● **To do**:
Select every line containing the word "color" from the material, and copy those lines.

-*-

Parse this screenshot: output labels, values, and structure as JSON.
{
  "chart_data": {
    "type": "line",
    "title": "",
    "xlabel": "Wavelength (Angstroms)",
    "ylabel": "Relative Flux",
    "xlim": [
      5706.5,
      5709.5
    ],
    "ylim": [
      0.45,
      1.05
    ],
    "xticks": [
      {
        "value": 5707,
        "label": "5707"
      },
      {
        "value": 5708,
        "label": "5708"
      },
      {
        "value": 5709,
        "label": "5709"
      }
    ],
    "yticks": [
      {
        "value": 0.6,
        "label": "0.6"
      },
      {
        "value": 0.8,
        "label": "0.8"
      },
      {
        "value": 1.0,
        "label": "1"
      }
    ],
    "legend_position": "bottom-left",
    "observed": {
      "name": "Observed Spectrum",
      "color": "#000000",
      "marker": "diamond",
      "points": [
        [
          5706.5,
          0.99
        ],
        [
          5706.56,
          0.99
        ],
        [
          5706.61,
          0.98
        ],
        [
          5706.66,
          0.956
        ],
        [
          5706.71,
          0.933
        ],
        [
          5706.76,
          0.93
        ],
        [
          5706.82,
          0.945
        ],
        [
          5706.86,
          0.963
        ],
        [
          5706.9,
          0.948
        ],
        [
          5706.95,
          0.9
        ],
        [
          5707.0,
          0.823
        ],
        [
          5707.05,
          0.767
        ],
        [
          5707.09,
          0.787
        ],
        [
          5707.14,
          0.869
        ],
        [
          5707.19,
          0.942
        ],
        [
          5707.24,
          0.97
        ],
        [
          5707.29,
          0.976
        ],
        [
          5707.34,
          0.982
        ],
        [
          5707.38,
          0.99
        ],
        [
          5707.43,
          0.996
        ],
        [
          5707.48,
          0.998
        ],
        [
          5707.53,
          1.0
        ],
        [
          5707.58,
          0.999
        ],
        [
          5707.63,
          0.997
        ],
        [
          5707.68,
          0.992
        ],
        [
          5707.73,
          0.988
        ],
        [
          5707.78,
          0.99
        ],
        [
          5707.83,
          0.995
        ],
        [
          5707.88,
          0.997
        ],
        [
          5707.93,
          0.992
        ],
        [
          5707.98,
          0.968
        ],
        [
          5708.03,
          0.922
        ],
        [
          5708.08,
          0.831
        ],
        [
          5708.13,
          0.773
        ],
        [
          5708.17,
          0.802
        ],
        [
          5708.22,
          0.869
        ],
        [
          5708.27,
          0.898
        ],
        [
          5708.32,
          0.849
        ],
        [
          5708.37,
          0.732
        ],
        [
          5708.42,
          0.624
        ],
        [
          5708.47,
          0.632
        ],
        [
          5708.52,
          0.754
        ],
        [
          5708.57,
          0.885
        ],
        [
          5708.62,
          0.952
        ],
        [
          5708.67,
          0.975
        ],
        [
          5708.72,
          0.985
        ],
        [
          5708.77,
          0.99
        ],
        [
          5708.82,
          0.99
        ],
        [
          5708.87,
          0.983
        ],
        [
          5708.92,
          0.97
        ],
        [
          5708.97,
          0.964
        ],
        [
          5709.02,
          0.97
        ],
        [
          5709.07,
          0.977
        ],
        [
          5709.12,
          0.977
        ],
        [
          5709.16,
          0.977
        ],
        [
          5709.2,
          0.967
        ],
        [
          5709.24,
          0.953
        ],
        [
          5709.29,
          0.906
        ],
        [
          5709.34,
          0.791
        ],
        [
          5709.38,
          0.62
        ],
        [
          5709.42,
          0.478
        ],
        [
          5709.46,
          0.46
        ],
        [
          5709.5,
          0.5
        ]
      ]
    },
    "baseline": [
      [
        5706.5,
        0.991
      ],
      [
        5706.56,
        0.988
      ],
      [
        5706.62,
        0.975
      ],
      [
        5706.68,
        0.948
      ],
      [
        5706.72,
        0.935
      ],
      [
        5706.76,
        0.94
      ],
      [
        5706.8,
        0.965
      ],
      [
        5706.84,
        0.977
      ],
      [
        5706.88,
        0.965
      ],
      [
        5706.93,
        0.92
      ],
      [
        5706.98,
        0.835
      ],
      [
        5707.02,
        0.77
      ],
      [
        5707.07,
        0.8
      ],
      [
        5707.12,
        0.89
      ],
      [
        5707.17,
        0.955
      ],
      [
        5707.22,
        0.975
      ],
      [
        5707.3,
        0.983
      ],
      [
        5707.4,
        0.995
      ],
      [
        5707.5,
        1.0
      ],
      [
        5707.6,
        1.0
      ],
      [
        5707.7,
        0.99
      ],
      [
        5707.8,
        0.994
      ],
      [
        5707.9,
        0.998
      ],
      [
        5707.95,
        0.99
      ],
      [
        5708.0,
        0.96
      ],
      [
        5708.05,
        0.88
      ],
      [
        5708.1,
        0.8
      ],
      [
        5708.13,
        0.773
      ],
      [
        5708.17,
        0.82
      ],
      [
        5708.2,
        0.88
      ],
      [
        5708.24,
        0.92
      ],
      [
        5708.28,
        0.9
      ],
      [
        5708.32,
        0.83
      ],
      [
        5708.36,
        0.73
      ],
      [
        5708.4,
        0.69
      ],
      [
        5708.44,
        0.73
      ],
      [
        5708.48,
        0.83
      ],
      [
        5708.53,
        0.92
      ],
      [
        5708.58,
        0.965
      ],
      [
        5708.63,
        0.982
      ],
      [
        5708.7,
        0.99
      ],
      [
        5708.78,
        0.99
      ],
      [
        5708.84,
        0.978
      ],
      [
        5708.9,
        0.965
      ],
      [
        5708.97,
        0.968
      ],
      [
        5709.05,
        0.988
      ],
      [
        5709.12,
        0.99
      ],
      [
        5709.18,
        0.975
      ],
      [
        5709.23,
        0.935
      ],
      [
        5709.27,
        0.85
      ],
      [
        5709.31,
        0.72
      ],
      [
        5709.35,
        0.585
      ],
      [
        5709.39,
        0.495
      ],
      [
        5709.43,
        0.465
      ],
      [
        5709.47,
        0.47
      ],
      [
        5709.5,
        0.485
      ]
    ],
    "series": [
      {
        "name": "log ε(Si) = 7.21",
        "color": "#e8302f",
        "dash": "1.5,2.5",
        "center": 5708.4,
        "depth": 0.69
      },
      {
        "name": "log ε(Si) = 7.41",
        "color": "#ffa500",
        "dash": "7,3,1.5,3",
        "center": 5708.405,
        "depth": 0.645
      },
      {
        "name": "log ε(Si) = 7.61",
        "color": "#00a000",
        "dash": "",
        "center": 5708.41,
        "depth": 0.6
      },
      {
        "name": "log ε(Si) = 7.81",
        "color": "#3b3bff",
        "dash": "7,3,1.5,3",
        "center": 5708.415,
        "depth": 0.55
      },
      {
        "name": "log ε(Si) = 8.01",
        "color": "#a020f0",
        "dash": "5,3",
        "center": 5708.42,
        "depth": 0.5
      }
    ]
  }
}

-*-

● **Written answer**:
      "color": "#000000",
        "color": "#e8302f",
        "color": "#ffa500",
        "color": "#00a000",
        "color": "#3b3bff",
        "color": "#a020f0",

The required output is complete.